* BRIEF *
Repeat each line word for word.

* PROVIDED MATERIAL *

++++++++++

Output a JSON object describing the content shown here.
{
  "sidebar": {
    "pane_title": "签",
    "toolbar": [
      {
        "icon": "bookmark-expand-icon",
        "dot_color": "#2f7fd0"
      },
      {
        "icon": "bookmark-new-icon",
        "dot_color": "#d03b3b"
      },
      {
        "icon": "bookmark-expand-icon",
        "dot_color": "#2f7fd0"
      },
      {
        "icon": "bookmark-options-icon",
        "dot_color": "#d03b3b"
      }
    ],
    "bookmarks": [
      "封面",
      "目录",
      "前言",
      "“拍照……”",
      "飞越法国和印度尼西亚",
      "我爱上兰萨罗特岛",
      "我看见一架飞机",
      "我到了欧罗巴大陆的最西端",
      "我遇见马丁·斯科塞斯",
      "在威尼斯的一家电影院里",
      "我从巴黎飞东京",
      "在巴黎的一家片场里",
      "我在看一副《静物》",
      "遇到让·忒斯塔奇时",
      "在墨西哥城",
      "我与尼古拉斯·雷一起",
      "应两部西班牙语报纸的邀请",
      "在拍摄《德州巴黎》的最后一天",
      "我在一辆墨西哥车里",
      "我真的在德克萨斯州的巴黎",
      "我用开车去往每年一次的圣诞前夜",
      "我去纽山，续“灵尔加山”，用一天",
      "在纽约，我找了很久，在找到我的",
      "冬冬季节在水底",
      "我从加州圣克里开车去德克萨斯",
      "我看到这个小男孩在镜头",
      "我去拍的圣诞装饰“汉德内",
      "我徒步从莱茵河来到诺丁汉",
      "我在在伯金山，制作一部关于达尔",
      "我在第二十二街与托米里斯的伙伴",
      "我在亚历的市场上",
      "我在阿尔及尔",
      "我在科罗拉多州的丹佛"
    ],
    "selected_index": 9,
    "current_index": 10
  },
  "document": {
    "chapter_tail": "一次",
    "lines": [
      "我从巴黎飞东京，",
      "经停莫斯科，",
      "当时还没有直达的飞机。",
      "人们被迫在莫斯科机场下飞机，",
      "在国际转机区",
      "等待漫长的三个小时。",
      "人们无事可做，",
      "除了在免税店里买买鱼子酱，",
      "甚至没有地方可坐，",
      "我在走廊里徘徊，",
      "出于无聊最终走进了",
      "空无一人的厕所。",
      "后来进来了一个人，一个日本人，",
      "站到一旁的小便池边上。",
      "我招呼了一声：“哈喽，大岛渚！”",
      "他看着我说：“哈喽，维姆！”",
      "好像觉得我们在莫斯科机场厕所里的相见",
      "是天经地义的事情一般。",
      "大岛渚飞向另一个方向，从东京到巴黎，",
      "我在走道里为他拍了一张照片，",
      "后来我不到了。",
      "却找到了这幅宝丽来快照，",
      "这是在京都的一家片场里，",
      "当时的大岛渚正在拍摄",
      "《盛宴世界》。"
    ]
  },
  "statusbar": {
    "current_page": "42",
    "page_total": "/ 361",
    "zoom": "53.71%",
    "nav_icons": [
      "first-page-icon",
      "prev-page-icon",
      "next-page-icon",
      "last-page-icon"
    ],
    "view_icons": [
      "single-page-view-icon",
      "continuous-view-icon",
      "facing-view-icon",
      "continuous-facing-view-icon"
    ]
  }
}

++++++++++

* ANSWER TO THE PROBLEM *
Output a JSON object describing the content shown here.
{
  "sidebar": {
    "pane_title": "签",
    "toolbar": [
      {
        "icon": "bookmark-expand-icon",
        "dot_color": "#2f7fd0"
      },
      {
        "icon": "bookmark-new-icon",
        "dot_color": "#d03b3b"
      },
      {
        "icon": "bookmark-expand-icon",
        "dot_color": "#2f7fd0"
      },
      {
        "icon": "bookmark-options-icon",
        "dot_color": "#d03b3b"
      }
    ],
    "bookmarks": [
      "封面",
      "目录",
      "前言",
      "“拍照……”",
      "飞越法国和印度尼西亚",
      "我爱上兰萨罗特岛",
      "我看见一架飞机",
      "我到了欧罗巴大陆的最西端",
      "我遇见马丁·斯科塞斯",
      "在威尼斯的一家电影院里",
      "我从巴黎飞东京",
      "在巴黎的一家片场里",
      "我在看一副《静物》",
      "遇到让·忒斯塔奇时",
      "在墨西哥城",
      "我与尼古拉斯·雷一起",
      "应两部西班牙语报纸的邀请",
      "在拍摄《德州巴黎》的最后一天",
      "我在一辆墨西哥车里",
      "我真的在德克萨斯州的巴黎",
      "我用开车去往每年一次的圣诞前夜",
      "我去纽山，续“灵尔加山”，用一天",
      "在纽约，我找了很久，在找到我的",
      "冬冬季节在水底",
      "我从加州圣克里开车去德克萨斯",
      "我看到这个小男孩在镜头",
      "我去拍的圣诞装饰“汉德内",
      "我徒步从莱茵河来到诺丁汉",
      "我在在伯金山，制作一部关于达尔",
      "我在第二十二街与托米里斯的伙伴",
      "我在亚历的市场上",
      "我在阿尔及尔",
      "我在科罗拉多州的丹佛"
    ],
    "selected_index": 9,
    "current_index": 10
  },
  "document": {
    "chapter_tail": "一次",
    "lines": [
      "我从巴黎飞东京，",
      "经停莫斯科，",
      "当时还没有直达的飞机。",
      "人们被迫在莫斯科机场下飞机，",
      "在国际转机区",
      "等待漫长的三个小时。",
      "人们无事可做，",
      "除了在免税店里买买鱼子酱，",
      "甚至没有地方可坐，",
      "我在走廊里徘徊，",
      "出于无聊最终走进了",
      "空无一人的厕所。",
      "后来进来了一个人，一个日本人，",
      "站到一旁的小便池边上。",
      "我招呼了一声：“哈喽，大岛渚！”",
      "他看着我说：“哈喽，维姆！”",
      "好像觉得我们在莫斯科机场厕所里的相见",
      "是天经地义的事情一般。",
      "大岛渚飞向另一个方向，从东京到巴黎，",
      "我在走道里为他拍了一张照片，",
      "后来我不到了。",
      "却找到了这幅宝丽来快照，",
      "这是在京都的一家片场里，",
      "当时的大岛渚正在拍摄",
      "《盛宴世界》。"
    ]
  },
  "statusbar": {
    "current_page": "42",
    "page_total": "/ 361",
    "zoom": "53.71%",
    "nav_icons": [
      "first-page-icon",
      "prev-page-icon",
      "next-page-icon",
      "last-page-icon"
    ],
    "view_icons": [
      "single-page-view-icon",
      "continuous-view-icon",
      "facing-view-icon",
      "continuous-facing-view-icon"
    ]
  }
}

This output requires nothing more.